START

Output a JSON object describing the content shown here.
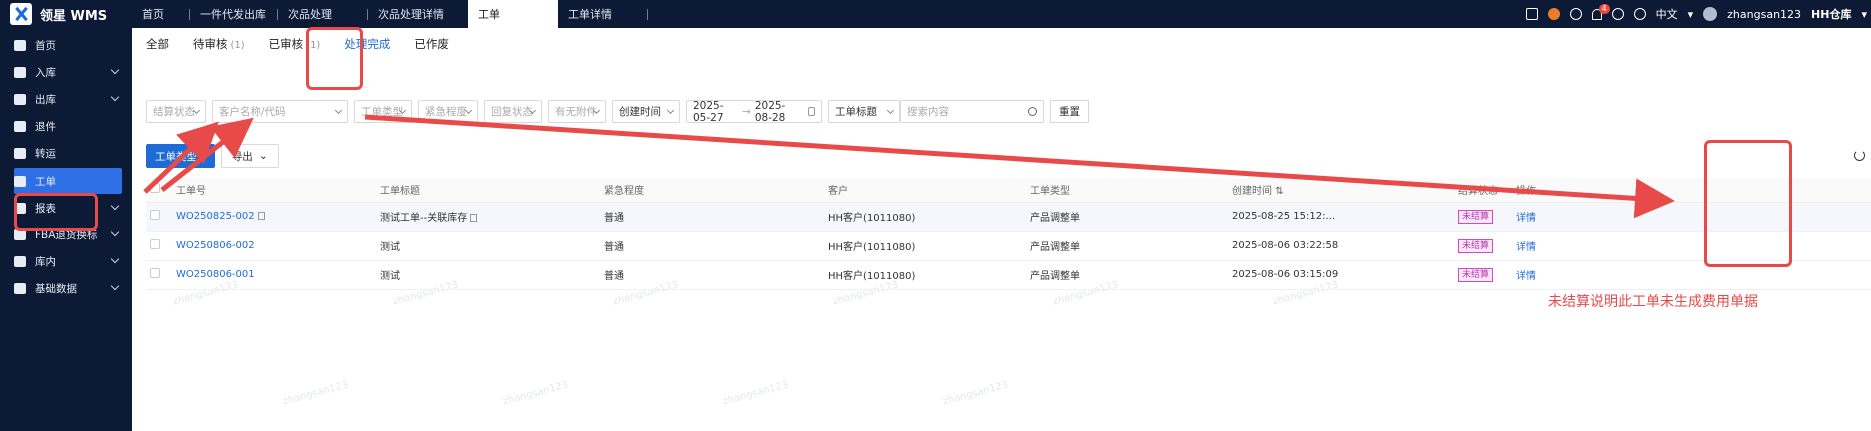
{
  "app": {
    "title": "领星 WMS"
  },
  "tabs": [
    "首页",
    "一件代发出库",
    "次品处理",
    "次品处理详情",
    "工单",
    "工单详情"
  ],
  "active_tab_index": 4,
  "header": {
    "notification_count": "4",
    "language": "中文",
    "username": "zhangsan123",
    "warehouse": "HH仓库"
  },
  "sidebar": {
    "items": [
      {
        "label": "首页",
        "icon": "home-icon"
      },
      {
        "label": "入库",
        "icon": "inbound-icon"
      },
      {
        "label": "出库",
        "icon": "outbound-icon"
      },
      {
        "label": "退件",
        "icon": "return-icon"
      },
      {
        "label": "转运",
        "icon": "transfer-icon"
      },
      {
        "label": "工单",
        "icon": "workorder-icon"
      },
      {
        "label": "报表",
        "icon": "report-icon"
      },
      {
        "label": "FBA退货换标",
        "icon": "fba-icon"
      },
      {
        "label": "库内",
        "icon": "warehouse-icon"
      },
      {
        "label": "基础数据",
        "icon": "data-icon"
      }
    ]
  },
  "subtabs": [
    {
      "label": "全部",
      "count": ""
    },
    {
      "label": "待审核",
      "count": "(1)"
    },
    {
      "label": "已审核",
      "count": "(1)"
    },
    {
      "label": "处理完成",
      "count": ""
    },
    {
      "label": "已作废",
      "count": ""
    }
  ],
  "filters": {
    "settlement_status": "结算状态",
    "customer": "客户名称/代码",
    "order_type": "工单类型",
    "urgency": "紧急程度",
    "reply_status": "回复状态",
    "attachment": "有无附件",
    "time_field": "创建时间",
    "date_start": "2025-05-27",
    "date_end": "2025-08-28",
    "search_field": "工单标题",
    "search_placeholder": "搜索内容",
    "reset": "重置"
  },
  "toolbar": {
    "add": "工单类型+",
    "export": "导出"
  },
  "table": {
    "headers": [
      "工单号",
      "工单标题",
      "紧急程度",
      "客户",
      "工单类型",
      "创建时间",
      "结算状态",
      "操作"
    ],
    "rows": [
      {
        "no": "WO250825-002",
        "title": "测试工单--关联库存",
        "urgency": "普通",
        "customer": "HH客户(1011080)",
        "type": "产品调整单",
        "time": "2025-08-25 15:12:...",
        "status": "未结算",
        "action": "详情"
      },
      {
        "no": "WO250806-002",
        "title": "测试",
        "urgency": "普通",
        "customer": "HH客户(1011080)",
        "type": "产品调整单",
        "time": "2025-08-06 03:22:58",
        "status": "未结算",
        "action": "详情"
      },
      {
        "no": "WO250806-001",
        "title": "测试",
        "urgency": "普通",
        "customer": "HH客户(1011080)",
        "type": "产品调整单",
        "time": "2025-08-06 03:15:09",
        "status": "未结算",
        "action": "详情"
      }
    ]
  },
  "annotation": "未结算说明此工单未生成费用单据",
  "watermark": "zhangsan123",
  "colors": {
    "sidebar_bg": "#0d1a35",
    "primary": "#1f6bd6",
    "annotation_red": "#e84a4a",
    "tag_purple": "#b53bb0"
  }
}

END

## SET TASK
Pull every line containing the word "icon" out of the material and copy it.

## EXERCISE ANSWER
        "icon": "home-icon"
        "icon": "inbound-icon"
        "icon": "outbound-icon"
        "icon": "return-icon"
        "icon": "transfer-icon"
        "icon": "workorder-icon"
        "icon": "report-icon"
        "icon": "fba-icon"
        "icon": "warehouse-icon"
        "icon": "data-icon"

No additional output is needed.